For every line in the records that has the word "liczba", make a copy.

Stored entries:
* Start *

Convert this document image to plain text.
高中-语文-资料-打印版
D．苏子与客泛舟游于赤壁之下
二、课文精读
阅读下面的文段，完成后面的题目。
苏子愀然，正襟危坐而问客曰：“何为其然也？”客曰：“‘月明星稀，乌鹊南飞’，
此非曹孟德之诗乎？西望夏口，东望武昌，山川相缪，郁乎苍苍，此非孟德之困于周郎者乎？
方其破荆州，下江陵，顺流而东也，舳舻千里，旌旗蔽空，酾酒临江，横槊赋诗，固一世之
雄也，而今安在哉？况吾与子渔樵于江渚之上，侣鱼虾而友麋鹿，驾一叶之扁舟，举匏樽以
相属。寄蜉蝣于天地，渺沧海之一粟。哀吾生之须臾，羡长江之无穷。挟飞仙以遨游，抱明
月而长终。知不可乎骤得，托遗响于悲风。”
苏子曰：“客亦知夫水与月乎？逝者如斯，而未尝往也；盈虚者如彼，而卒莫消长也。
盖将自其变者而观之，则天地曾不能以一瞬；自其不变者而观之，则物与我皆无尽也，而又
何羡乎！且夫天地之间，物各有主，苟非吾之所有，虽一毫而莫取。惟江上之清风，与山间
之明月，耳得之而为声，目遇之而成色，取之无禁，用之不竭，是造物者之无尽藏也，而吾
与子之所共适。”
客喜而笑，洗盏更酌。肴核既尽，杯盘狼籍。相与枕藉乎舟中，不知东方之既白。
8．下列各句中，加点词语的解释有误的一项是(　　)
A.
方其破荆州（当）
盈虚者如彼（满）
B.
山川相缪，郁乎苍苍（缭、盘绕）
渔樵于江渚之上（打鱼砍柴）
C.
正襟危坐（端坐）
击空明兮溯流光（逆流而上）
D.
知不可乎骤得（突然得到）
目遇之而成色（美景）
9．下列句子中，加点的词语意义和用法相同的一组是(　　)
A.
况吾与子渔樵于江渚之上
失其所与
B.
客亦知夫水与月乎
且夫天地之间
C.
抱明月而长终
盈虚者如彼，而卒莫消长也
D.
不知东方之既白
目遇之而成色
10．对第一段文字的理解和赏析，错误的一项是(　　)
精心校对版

* End *
* Start *

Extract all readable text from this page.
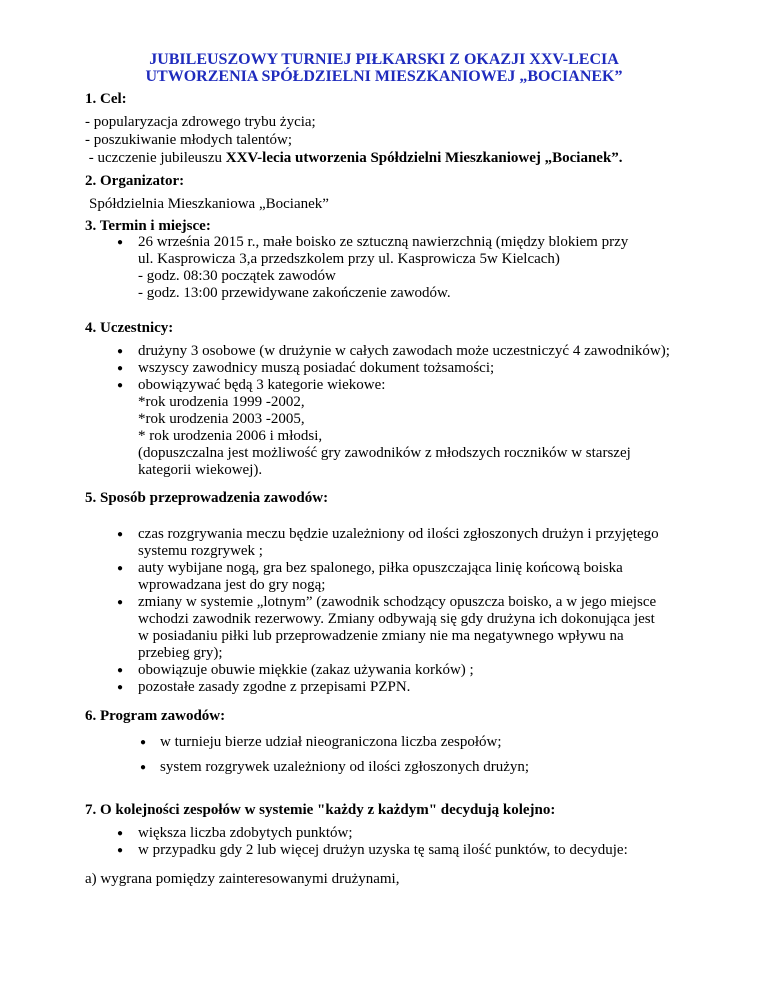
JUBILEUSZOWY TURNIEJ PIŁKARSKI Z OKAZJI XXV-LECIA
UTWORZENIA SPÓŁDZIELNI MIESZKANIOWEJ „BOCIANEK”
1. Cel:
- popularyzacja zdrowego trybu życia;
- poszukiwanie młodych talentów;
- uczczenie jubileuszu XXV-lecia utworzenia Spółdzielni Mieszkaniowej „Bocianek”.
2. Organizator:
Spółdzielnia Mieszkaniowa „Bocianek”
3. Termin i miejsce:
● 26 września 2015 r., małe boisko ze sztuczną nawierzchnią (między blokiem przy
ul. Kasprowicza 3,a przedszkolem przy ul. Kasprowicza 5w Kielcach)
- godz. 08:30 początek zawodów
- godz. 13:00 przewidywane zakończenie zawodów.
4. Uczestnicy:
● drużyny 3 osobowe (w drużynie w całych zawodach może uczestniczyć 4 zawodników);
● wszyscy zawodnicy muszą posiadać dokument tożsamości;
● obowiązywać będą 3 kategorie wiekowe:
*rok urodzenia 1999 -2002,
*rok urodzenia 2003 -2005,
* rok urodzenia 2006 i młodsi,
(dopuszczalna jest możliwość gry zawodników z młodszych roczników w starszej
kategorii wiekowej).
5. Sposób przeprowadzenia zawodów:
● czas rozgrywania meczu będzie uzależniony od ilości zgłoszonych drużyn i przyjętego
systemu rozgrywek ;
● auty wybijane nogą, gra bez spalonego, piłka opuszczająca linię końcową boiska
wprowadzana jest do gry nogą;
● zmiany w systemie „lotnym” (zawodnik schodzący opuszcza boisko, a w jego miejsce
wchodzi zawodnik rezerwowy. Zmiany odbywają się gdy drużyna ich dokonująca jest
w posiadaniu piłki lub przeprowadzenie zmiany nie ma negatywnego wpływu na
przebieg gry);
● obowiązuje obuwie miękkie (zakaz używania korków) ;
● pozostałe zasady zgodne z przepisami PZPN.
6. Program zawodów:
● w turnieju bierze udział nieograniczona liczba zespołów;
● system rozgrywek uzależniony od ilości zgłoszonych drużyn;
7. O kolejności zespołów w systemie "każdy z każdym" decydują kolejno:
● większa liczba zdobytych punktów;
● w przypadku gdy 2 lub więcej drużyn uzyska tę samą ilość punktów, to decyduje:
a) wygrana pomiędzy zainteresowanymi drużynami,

* End *

Complete response:
● w turnieju bierze udział nieograniczona liczba zespołów;
● większa liczba zdobytych punktów;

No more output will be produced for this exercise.